(Dataset entries)
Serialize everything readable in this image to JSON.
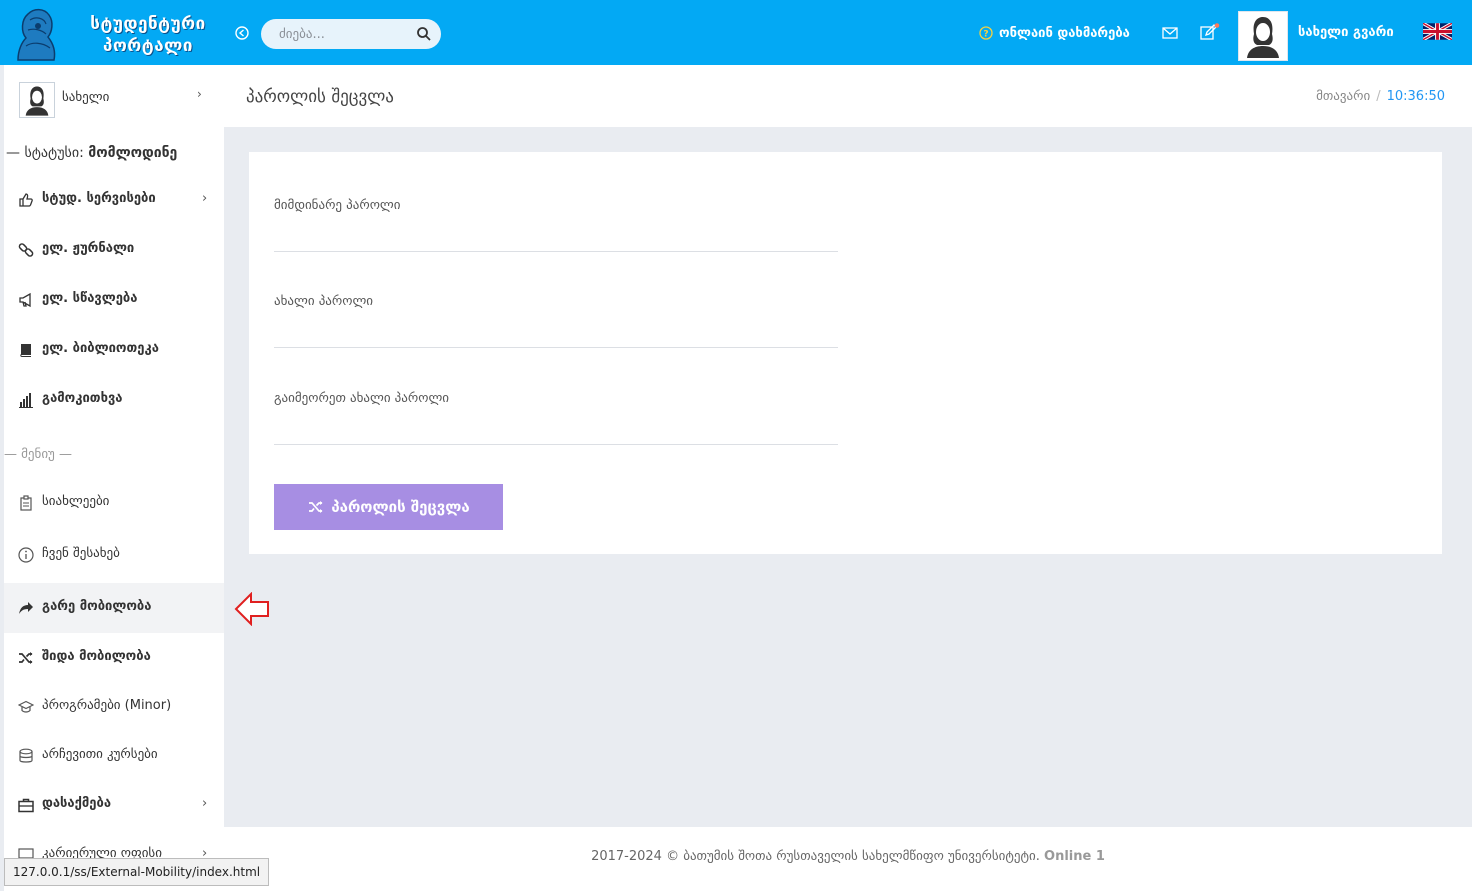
{
  "header": {
    "logo_text": "სტუდენტური პორტალი",
    "search_placeholder": "ძიება...",
    "help_label": "ონლაინ დახმარება",
    "user_name": "სახელი გვარი",
    "language_flag": "uk-flag-icon",
    "accent_color": "#03a9f4"
  },
  "sidebar": {
    "profile_name": "სახელი",
    "status_prefix": "— სტატუსი: ",
    "status_value": "მომლოდინე",
    "items": [
      {
        "label": "სტუდ. სერვისები",
        "icon": "thumbs-up-icon",
        "bold": true,
        "chevron": true
      },
      {
        "label": "ელ. ჟურნალი",
        "icon": "link-icon",
        "bold": true
      },
      {
        "label": "ელ. სწავლება",
        "icon": "megaphone-icon",
        "bold": true
      },
      {
        "label": "ელ. ბიბლიოთეკა",
        "icon": "book-icon",
        "bold": true
      },
      {
        "label": "გამოკითხვა",
        "icon": "bar-chart-icon",
        "bold": true
      }
    ],
    "menu_divider": "— მენიუ —",
    "menu_items": [
      {
        "label": "სიახლეები",
        "icon": "clipboard-icon",
        "bold": false
      },
      {
        "label": "ჩვენ შესახებ",
        "icon": "info-icon",
        "bold": false
      },
      {
        "label": "გარე მობილობა",
        "icon": "share-icon",
        "bold": true,
        "active": true
      },
      {
        "label": "შიდა მობილობა",
        "icon": "shuffle-icon",
        "bold": true
      },
      {
        "label": "პროგრამები (Minor)",
        "icon": "graduation-cap-icon",
        "bold": false
      },
      {
        "label": "არჩევითი კურსები",
        "icon": "database-icon",
        "bold": false
      },
      {
        "label": "დასაქმება",
        "icon": "briefcase-icon",
        "bold": true,
        "chevron": true
      },
      {
        "label": "კარიერული ოფისი",
        "icon": "monitor-icon",
        "bold": false,
        "chevron": true
      }
    ]
  },
  "page": {
    "title": "პაროლის შეცვლა",
    "breadcrumb_home": "მთავარი",
    "breadcrumb_sep": "/",
    "breadcrumb_time": "10:36:50"
  },
  "form": {
    "current_password_label": "მიმდინარე პაროლი",
    "new_password_label": "ახალი პაროლი",
    "repeat_password_label": "გაიმეორეთ ახალი პაროლი",
    "submit_label": "პაროლის შეცვლა",
    "submit_color": "#a78ee3"
  },
  "footer": {
    "text": "2017-2024 © ბათუმის შოთა რუსთაველის სახელმწიფო უნივერსიტეტი.",
    "online": "Online 1"
  },
  "browser_status_url": "127.0.0.1/ss/External-Mobility/index.html"
}
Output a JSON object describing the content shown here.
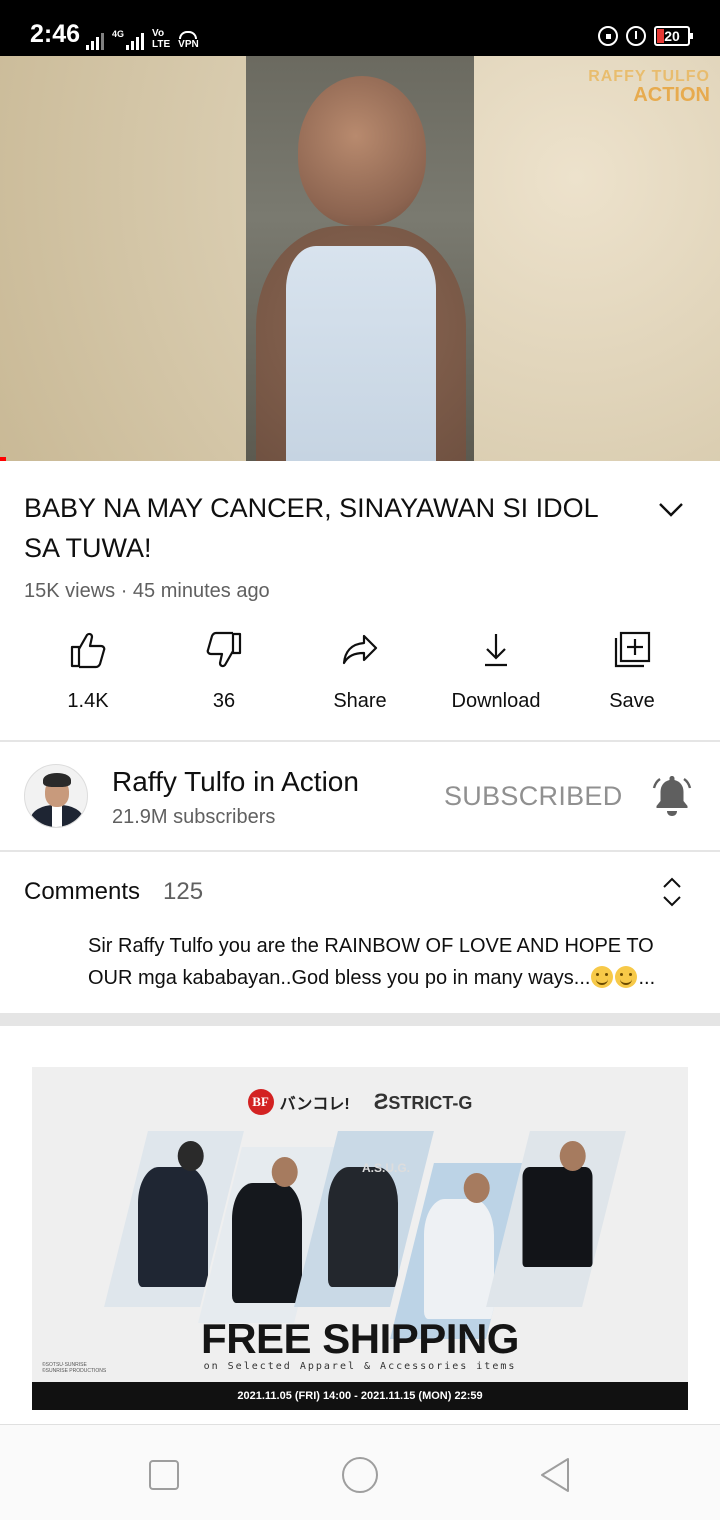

__INSTRUCTIONS FOR THE TASK__. Leave out the pictures and return every record word for word.

__OUTPUT FOR THIS TASK__.
Serialize everything readable in this image to JSON.
{
  "header": {
    "logo_text": "სტუდენტური პორტალი",
    "search_placeholder": "ძიება...",
    "help_label": "ონლაინ დახმარება",
    "user_name": "სახელი გვარი",
    "language_flag": "uk-flag-icon",
    "accent_color": "#03a9f4"
  },
  "sidebar": {
    "profile_name": "სახელი",
    "status_prefix": "— სტატუსი: ",
    "status_value": "მომლოდინე",
    "items": [
      {
        "label": "სტუდ. სერვისები",
        "icon": "thumbs-up-icon",
        "bold": true,
        "chevron": true
      },
      {
        "label": "ელ. ჟურნალი",
        "icon": "link-icon",
        "bold": true
      },
      {
        "label": "ელ. სწავლება",
        "icon": "megaphone-icon",
        "bold": true
      },
      {
        "label": "ელ. ბიბლიოთეკა",
        "icon": "book-icon",
        "bold": true
      },
      {
        "label": "გამოკითხვა",
        "icon": "bar-chart-icon",
        "bold": true
      }
    ],
    "menu_divider": "— მენიუ —",
    "menu_items": [
      {
        "label": "სიახლეები",
        "icon": "clipboard-icon",
        "bold": false
      },
      {
        "label": "ჩვენ შესახებ",
        "icon": "info-icon",
        "bold": false
      },
      {
        "label": "გარე მობილობა",
        "icon": "share-icon",
        "bold": true,
        "active": true
      },
      {
        "label": "შიდა მობილობა",
        "icon": "shuffle-icon",
        "bold": true
      },
      {
        "label": "პროგრამები (Minor)",
        "icon": "graduation-cap-icon",
        "bold": false
      },
      {
        "label": "არჩევითი კურსები",
        "icon": "database-icon",
        "bold": false
      },
      {
        "label": "დასაქმება",
        "icon": "briefcase-icon",
        "bold": true,
        "chevron": true
      },
      {
        "label": "კარიერული ოფისი",
        "icon": "monitor-icon",
        "bold": false,
        "chevron": true
      }
    ]
  },
  "page": {
    "title": "პაროლის შეცვლა",
    "breadcrumb_home": "მთავარი",
    "breadcrumb_sep": "/",
    "breadcrumb_time": "10:36:50"
  },
  "form": {
    "current_password_label": "მიმდინარე პაროლი",
    "new_password_label": "ახალი პაროლი",
    "repeat_password_label": "გაიმეორეთ ახალი პაროლი",
    "submit_label": "პაროლის შეცვლა",
    "submit_color": "#a78ee3"
  },
  "footer": {
    "text": "2017-2024 © ბათუმის შოთა რუსთაველის სახელმწიფო უნივერსიტეტი.",
    "online": "Online 1"
  },
  "browser_status_url": "127.0.0.1/ss/External-Mobility/index.html"
}
Output a JSON object describing the content shown here.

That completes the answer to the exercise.